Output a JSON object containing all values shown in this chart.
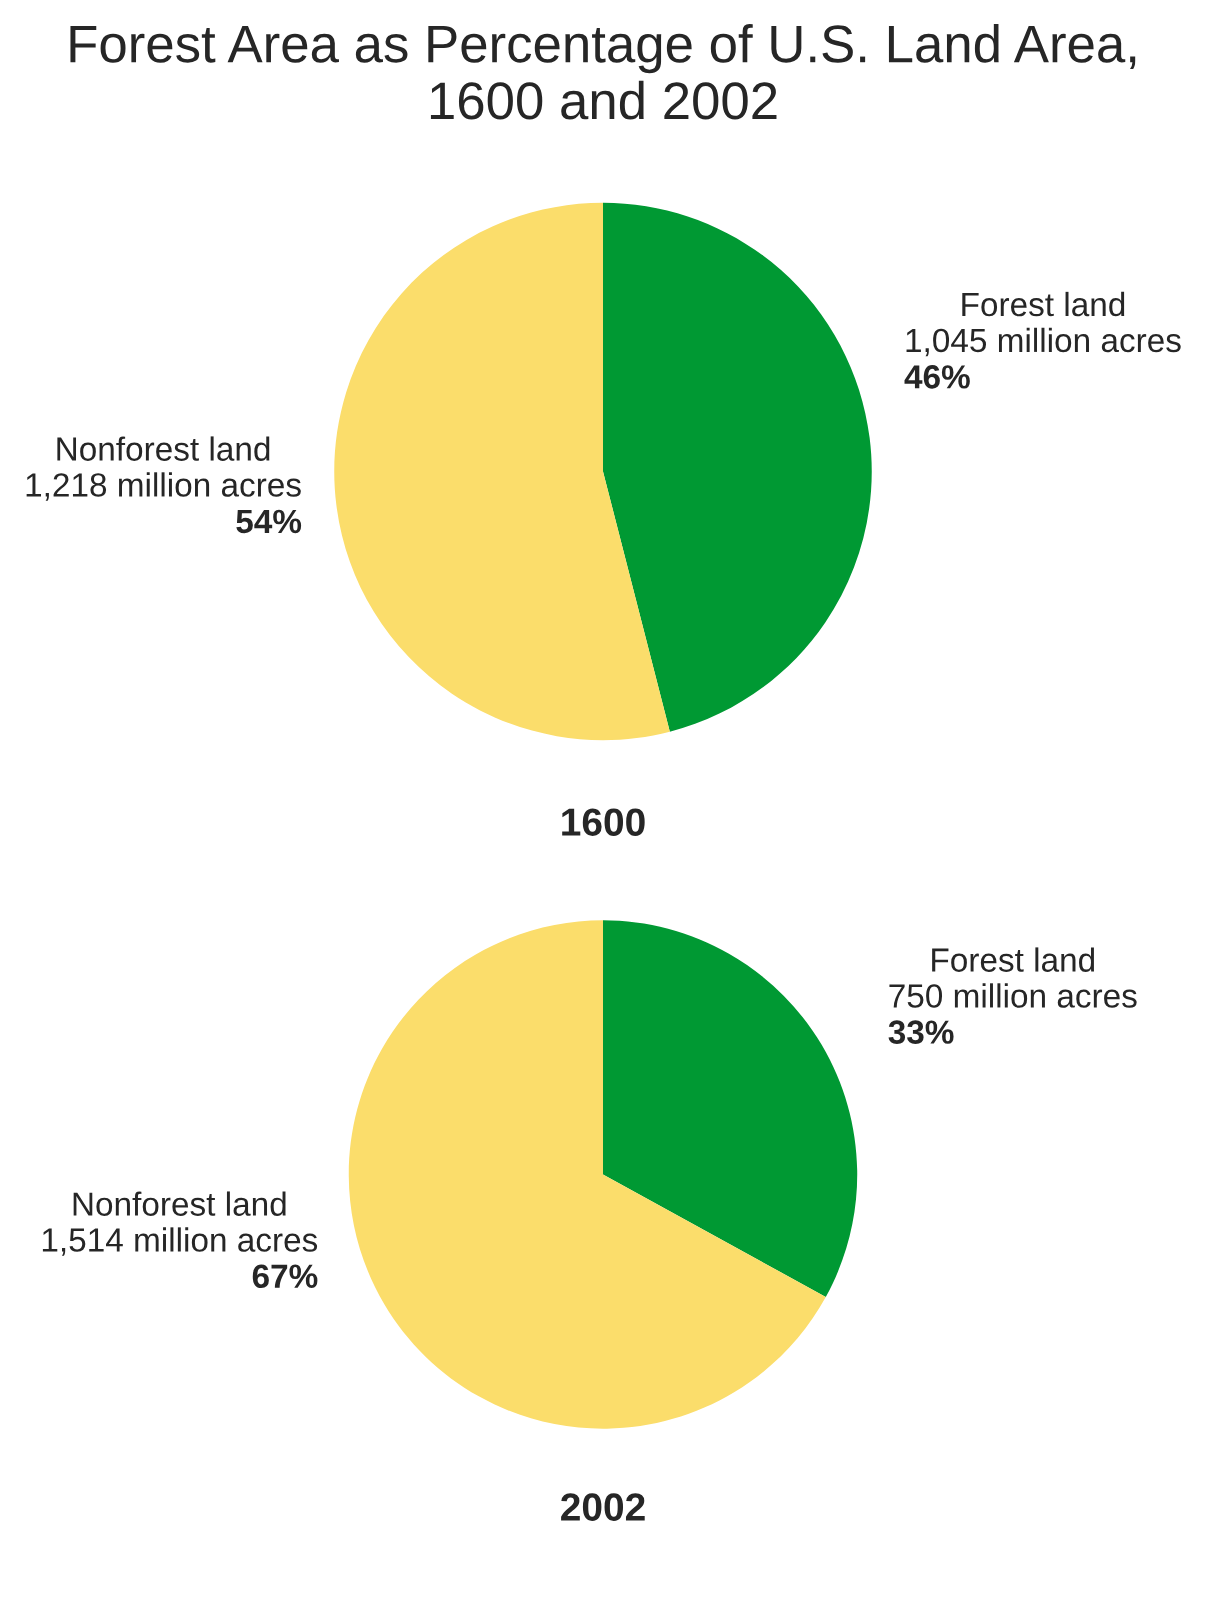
{
  "chart_data": [
    {
      "type": "pie",
      "title": "Forest Area as Percentage of U.S. Land Area,\n1600 and 2002",
      "xlabel": "1600",
      "categories": [
        "Forest land",
        "Nonforest land"
      ],
      "values": [
        46,
        54
      ],
      "colors": [
        "#009933",
        "#fbdd6b"
      ],
      "value_labels": [
        "1,045 million acres\n46%",
        "1,218 million acres\n54%"
      ]
    },
    {
      "type": "pie",
      "xlabel": "2002",
      "categories": [
        "Forest land",
        "Nonforest land"
      ],
      "values": [
        33,
        67
      ],
      "colors": [
        "#009933",
        "#fbdd6b"
      ],
      "value_labels": [
        "750 million acres\n33%",
        "1,514 million acres\n67%"
      ]
    }
  ]
}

------------------------

Problem to work on: Keep the pictures out of the copy and write out the data exactly as it stands.

Full response:
Output a JSON object containing all values shown in this chart.
{
  "chart_data": [
    {
      "type": "pie",
      "title": "Forest Area as Percentage of U.S. Land Area,\n1600 and 2002",
      "xlabel": "1600",
      "categories": [
        "Forest land",
        "Nonforest land"
      ],
      "values": [
        46,
        54
      ],
      "colors": [
        "#009933",
        "#fbdd6b"
      ],
      "value_labels": [
        "1,045 million acres\n46%",
        "1,218 million acres\n54%"
      ]
    },
    {
      "type": "pie",
      "xlabel": "2002",
      "categories": [
        "Forest land",
        "Nonforest land"
      ],
      "values": [
        33,
        67
      ],
      "colors": [
        "#009933",
        "#fbdd6b"
      ],
      "value_labels": [
        "750 million acres\n33%",
        "1,514 million acres\n67%"
      ]
    }
  ]
}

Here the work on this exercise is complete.